» **TASK DESCRIPTION**
In the material below, list every line carrying the string "this".

» **PROVIDED DATA**
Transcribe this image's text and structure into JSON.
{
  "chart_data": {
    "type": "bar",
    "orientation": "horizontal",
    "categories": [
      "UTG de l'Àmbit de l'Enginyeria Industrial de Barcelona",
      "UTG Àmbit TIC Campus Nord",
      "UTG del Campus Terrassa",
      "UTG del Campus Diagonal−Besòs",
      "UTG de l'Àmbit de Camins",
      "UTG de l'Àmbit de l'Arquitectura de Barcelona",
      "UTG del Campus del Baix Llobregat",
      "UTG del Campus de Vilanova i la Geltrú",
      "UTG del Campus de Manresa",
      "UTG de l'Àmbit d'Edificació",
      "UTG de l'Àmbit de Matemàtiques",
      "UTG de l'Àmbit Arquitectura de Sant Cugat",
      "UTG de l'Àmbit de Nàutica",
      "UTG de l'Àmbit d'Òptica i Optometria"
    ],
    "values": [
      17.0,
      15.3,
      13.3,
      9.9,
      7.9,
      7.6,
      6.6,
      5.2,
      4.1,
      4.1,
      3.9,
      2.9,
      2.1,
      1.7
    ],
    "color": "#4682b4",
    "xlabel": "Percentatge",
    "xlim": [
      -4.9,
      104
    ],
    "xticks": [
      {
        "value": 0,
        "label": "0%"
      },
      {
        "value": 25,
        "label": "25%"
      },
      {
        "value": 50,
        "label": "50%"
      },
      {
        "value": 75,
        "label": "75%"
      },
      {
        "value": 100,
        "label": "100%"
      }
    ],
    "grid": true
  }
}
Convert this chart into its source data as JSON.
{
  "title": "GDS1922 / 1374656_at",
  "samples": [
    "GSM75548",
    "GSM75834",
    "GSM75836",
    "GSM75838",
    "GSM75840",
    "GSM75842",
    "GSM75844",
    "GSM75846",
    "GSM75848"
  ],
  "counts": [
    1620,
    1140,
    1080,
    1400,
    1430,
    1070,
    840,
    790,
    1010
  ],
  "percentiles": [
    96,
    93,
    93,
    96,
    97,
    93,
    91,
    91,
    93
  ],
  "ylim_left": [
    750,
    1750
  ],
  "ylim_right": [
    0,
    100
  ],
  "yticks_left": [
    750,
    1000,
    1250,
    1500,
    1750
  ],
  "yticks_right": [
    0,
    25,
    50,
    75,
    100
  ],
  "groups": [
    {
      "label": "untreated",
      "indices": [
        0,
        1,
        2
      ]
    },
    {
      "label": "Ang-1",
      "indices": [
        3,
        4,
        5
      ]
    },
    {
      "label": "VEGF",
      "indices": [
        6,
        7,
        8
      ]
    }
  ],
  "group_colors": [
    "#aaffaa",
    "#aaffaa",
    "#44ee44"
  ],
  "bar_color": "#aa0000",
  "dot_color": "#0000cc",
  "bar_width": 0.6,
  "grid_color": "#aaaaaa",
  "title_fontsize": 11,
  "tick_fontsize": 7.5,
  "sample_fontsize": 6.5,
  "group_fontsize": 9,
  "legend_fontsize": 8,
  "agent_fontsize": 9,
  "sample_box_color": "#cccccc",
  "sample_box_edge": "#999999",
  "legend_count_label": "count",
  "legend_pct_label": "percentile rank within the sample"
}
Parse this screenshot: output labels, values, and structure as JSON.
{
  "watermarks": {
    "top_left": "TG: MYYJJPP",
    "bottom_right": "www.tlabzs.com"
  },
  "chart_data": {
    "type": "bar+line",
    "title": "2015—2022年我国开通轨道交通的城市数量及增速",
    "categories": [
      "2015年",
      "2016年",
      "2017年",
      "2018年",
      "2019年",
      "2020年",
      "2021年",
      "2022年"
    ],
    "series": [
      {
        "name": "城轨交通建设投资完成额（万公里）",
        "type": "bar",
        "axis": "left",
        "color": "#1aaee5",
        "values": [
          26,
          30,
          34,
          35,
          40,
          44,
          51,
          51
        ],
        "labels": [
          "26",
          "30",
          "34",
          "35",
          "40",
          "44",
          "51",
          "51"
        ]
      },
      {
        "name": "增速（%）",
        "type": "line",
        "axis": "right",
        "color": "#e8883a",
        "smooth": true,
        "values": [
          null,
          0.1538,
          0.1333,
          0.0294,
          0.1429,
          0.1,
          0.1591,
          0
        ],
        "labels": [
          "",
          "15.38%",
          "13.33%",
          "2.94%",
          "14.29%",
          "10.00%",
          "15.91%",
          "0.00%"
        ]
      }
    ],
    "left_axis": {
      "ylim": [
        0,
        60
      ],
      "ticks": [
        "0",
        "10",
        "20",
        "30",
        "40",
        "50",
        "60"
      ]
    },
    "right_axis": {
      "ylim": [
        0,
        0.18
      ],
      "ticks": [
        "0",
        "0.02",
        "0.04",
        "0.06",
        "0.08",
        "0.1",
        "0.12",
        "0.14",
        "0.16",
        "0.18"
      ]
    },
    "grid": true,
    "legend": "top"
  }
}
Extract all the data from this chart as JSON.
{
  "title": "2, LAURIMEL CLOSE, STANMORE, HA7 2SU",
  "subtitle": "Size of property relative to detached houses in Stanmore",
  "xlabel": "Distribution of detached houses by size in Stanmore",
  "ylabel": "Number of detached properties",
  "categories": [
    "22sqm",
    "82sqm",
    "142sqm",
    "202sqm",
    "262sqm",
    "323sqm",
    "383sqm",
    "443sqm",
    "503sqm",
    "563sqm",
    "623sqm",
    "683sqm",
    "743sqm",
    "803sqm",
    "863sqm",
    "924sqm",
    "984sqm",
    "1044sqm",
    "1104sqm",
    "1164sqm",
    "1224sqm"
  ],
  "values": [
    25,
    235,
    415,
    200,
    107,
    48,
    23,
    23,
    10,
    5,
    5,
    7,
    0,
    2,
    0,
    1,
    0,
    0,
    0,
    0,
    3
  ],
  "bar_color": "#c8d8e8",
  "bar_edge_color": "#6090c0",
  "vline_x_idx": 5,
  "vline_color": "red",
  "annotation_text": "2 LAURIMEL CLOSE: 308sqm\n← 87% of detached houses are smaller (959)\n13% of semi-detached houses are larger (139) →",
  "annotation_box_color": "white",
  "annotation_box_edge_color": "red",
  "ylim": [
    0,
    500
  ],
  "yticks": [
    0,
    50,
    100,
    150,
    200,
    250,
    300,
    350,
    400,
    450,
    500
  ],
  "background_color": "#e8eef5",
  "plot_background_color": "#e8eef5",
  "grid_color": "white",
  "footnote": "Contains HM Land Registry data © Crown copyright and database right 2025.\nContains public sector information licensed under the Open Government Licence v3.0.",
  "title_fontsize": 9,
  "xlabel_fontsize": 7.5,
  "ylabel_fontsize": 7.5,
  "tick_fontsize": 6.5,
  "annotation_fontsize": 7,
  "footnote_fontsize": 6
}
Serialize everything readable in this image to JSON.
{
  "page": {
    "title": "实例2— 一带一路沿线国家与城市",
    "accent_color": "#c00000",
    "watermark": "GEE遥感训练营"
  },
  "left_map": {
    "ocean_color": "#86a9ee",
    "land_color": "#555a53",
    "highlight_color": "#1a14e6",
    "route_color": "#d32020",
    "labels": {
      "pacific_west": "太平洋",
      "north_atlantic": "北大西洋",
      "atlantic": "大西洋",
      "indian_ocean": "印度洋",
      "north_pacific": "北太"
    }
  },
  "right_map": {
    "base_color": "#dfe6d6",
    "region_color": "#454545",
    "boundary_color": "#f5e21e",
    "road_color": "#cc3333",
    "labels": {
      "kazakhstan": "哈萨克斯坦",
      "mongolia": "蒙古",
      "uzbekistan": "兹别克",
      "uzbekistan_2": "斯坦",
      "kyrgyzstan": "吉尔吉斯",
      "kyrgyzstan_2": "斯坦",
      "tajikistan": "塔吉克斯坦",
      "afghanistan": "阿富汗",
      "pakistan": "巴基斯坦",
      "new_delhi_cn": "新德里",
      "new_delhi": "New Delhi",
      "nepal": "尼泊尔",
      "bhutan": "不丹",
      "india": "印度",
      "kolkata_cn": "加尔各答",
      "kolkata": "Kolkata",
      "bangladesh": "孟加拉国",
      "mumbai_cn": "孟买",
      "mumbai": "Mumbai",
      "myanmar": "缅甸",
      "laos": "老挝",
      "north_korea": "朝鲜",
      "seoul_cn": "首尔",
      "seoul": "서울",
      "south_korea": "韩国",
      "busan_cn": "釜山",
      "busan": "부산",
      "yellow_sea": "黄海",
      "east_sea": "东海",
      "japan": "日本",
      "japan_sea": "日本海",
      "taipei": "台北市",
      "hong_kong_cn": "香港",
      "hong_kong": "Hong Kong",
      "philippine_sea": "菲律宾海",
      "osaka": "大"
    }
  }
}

» **EXERCISE RESPONSE**
Transcribe this image's text and structure into JSON.
Convert this chart into its source data as JSON.
Parse this screenshot: output labels, values, and structure as JSON.
Extract all the data from this chart as JSON.
Serialize everything readable in this image to JSON.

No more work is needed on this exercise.